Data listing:
┏━━

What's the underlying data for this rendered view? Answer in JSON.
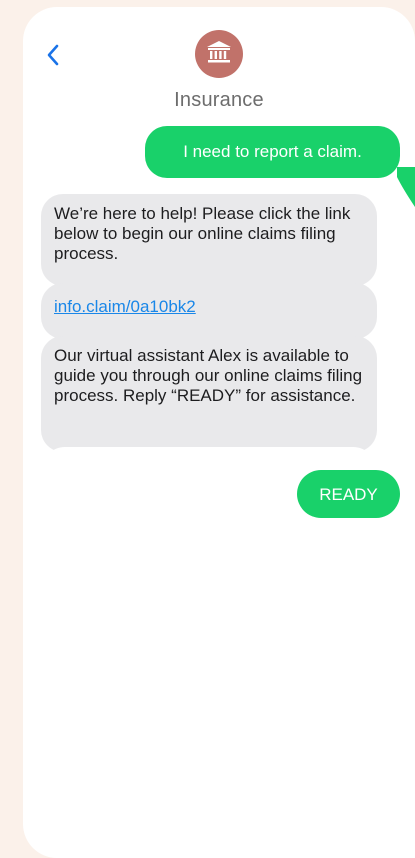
{
  "header": {
    "back_icon": "chevron-left-icon",
    "avatar_icon": "bank-building-icon",
    "contact_name": "Insurance"
  },
  "colors": {
    "page_background": "#fbf1ea",
    "outgoing_bubble": "#19d16a",
    "incoming_bubble": "#e9e9eb",
    "avatar": "#c1726a",
    "link": "#1a87e8",
    "back_icon": "#1a73e8"
  },
  "messages": [
    {
      "direction": "outgoing",
      "text": "I need to report a claim."
    },
    {
      "direction": "incoming",
      "text": "We’re here to help! Please click the link below to begin our online claims filing process."
    },
    {
      "direction": "incoming",
      "text": "info.claim/0a10bk2",
      "is_link": true
    },
    {
      "direction": "incoming",
      "text": "Our virtual assistant Alex is available to guide you through our online claims filing process. Reply “READY” for assistance."
    },
    {
      "direction": "outgoing",
      "text": "READY"
    }
  ]
}
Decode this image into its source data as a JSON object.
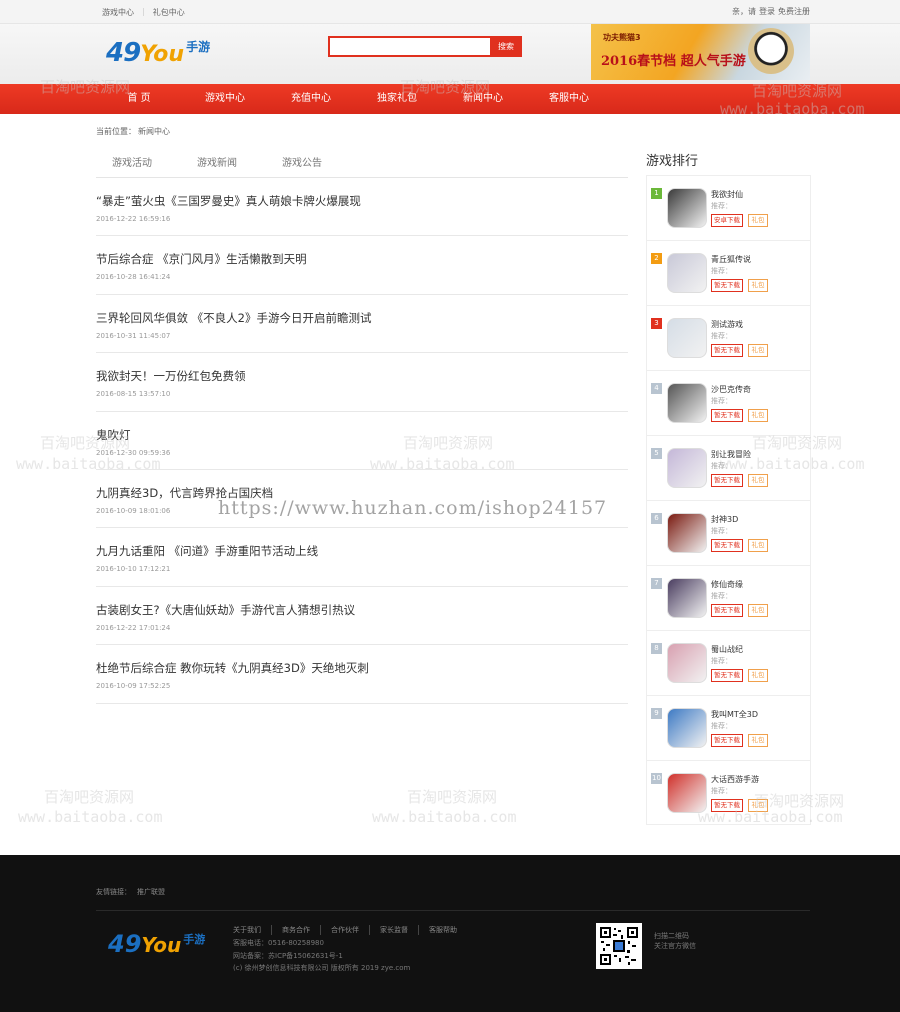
{
  "topbar": {
    "links": [
      "游戏中心",
      "礼包中心"
    ],
    "login_prefix": "亲，请",
    "login": "登录",
    "register": "免费注册"
  },
  "header": {
    "logo_num": "49",
    "logo_you": "You",
    "logo_sy": "手游",
    "search_button": "搜索",
    "banner_title": "2016春节档 超人气手游",
    "banner_sub": "功夫熊猫3"
  },
  "nav": [
    "首 页",
    "游戏中心",
    "充值中心",
    "独家礼包",
    "新闻中心",
    "客服中心"
  ],
  "watermarks": {
    "cn": "百淘吧资源网",
    "en": "www.baitaoba.com",
    "url": "https://www.huzhan.com/ishop24157"
  },
  "breadcrumb": {
    "label": "当前位置：",
    "current": "新闻中心"
  },
  "tabs": [
    "游戏活动",
    "游戏新闻",
    "游戏公告"
  ],
  "news": [
    {
      "title": "“暴走”萤火虫《三国罗曼史》真人萌娘卡牌火爆展现",
      "date": "2016-12-22 16:59:16"
    },
    {
      "title": "节后综合症 《京门风月》生活懒散到天明",
      "date": "2016-10-28 16:41:24"
    },
    {
      "title": "三界轮回风华俱敛 《不良人2》手游今日开启前瞻测试",
      "date": "2016-10-31 11:45:07"
    },
    {
      "title": "我欲封天！一万份红包免费领",
      "date": "2016-08-15 13:57:10"
    },
    {
      "title": "鬼吹灯",
      "date": "2016-12-30 09:59:36"
    },
    {
      "title": "九阴真经3D，代言跨界抢占国庆档",
      "date": "2016-10-09 18:01:06"
    },
    {
      "title": "九月九话重阳 《问道》手游重阳节活动上线",
      "date": "2016-10-10 17:12:21"
    },
    {
      "title": "古装剧女王?《大唐仙妖劫》手游代言人猜想引热议",
      "date": "2016-12-22 17:01:24"
    },
    {
      "title": "杜绝节后综合症 教你玩转《九阴真经3D》天绝地灭刺",
      "date": "2016-10-09 17:52:25"
    }
  ],
  "ranking": {
    "title": "游戏排行",
    "rec_label": "推荐：",
    "gift_label": "礼包",
    "items": [
      {
        "no": "1",
        "name": "我欲封仙",
        "btn": "安卓下载",
        "color": "#6bb83a",
        "icon_color": "#3a3a3a"
      },
      {
        "no": "2",
        "name": "青丘狐传说",
        "btn": "暂无下载",
        "color": "#f39c12",
        "icon_color": "#c9c9d8"
      },
      {
        "no": "3",
        "name": "测试游戏",
        "btn": "暂无下载",
        "color": "#e0301e",
        "icon_color": "#d5dde6"
      },
      {
        "no": "4",
        "name": "沙巴克传奇",
        "btn": "暂无下载",
        "color": "#b8c4d0",
        "icon_color": "#555555"
      },
      {
        "no": "5",
        "name": "别让我冒险",
        "btn": "暂无下载",
        "color": "#b8c4d0",
        "icon_color": "#c4b7d8"
      },
      {
        "no": "6",
        "name": "封神3D",
        "btn": "暂无下载",
        "color": "#b8c4d0",
        "icon_color": "#7a1a10"
      },
      {
        "no": "7",
        "name": "修仙奇缘",
        "btn": "暂无下载",
        "color": "#b8c4d0",
        "icon_color": "#4a3d60"
      },
      {
        "no": "8",
        "name": "蜀山战纪",
        "btn": "暂无下载",
        "color": "#b8c4d0",
        "icon_color": "#d8a0b0"
      },
      {
        "no": "9",
        "name": "我叫MT全3D",
        "btn": "暂无下载",
        "color": "#b8c4d0",
        "icon_color": "#3d7ac4"
      },
      {
        "no": "10",
        "name": "大话西游手游",
        "btn": "暂无下载",
        "color": "#b8c4d0",
        "icon_color": "#d0302a"
      }
    ]
  },
  "footer": {
    "friend_label": "友情链接：",
    "friend_link": "推广联盟",
    "links": [
      "关于我们",
      "商务合作",
      "合作伙伴",
      "家长监督",
      "客服帮助"
    ],
    "phone": "客服电话：0516-80258980",
    "icp": "网站备案：苏ICP备15062631号-1",
    "copyright": "(c) 徐州梦创信息科技有限公司 版权所有 2019 zye.com",
    "qr_text_1": "扫描二维码",
    "qr_text_2": "关注官方微信"
  }
}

┗━━

WHAT YOU WILL DO: List all lines from the entries that include the word "process".

RESPONSE FOR THIS EXERCISE:
      "text": "We’re here to help! Please click the link below to begin our online claims filing process."
      "text": "Our virtual assistant Alex is available to guide you through our online claims filing process. Reply “READY” for assistance."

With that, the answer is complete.